EXERCISE: Reproduce the records below in full and exactly, without their images.

MATERIAL SUPPLIED:
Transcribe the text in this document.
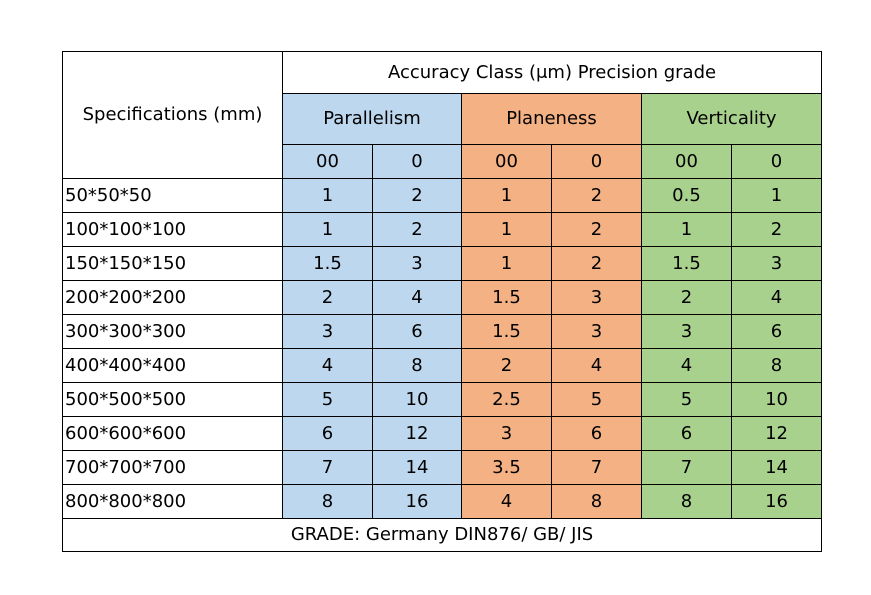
Specifications (mm)	Accuracy Class (μm) Precision grade					
	Parallelism		Planeness		Verticality	
	00	0	00	0	00	0
50*50*50	1	2	1	2	0.5	1
100*100*100	1	2	1	2	1	2
150*150*150	1.5	3	1	2	1.5	3
200*200*200	2	4	1.5	3	2	4
300*300*300	3	6	1.5	3	3	6
400*400*400	4	8	2	4	4	8
500*500*500	5	10	2.5	5	5	10
600*600*600	6	12	3	6	6	12
700*700*700	7	14	3.5	7	7	14
800*800*800	8	16	4	8	8	16
GRADE: Germany DIN876/ GB/ JIS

WORKED ANSWER:
Transcribe the text in this document.
Specifications (mm)	Accuracy Class (μm) Precision grade					
	Parallelism		Planeness		Verticality	
	00	0	00	0	00	0
50*50*50	1	2	1	2	0.5	1
100*100*100	1	2	1	2	1	2
150*150*150	1.5	3	1	2	1.5	3
200*200*200	2	4	1.5	3	2	4
300*300*300	3	6	1.5	3	3	6
400*400*400	4	8	2	4	4	8
500*500*500	5	10	2.5	5	5	10
600*600*600	6	12	3	6	6	12
700*700*700	7	14	3.5	7	7	14
800*800*800	8	16	4	8	8	16
GRADE: Germany DIN876/ GB/ JIS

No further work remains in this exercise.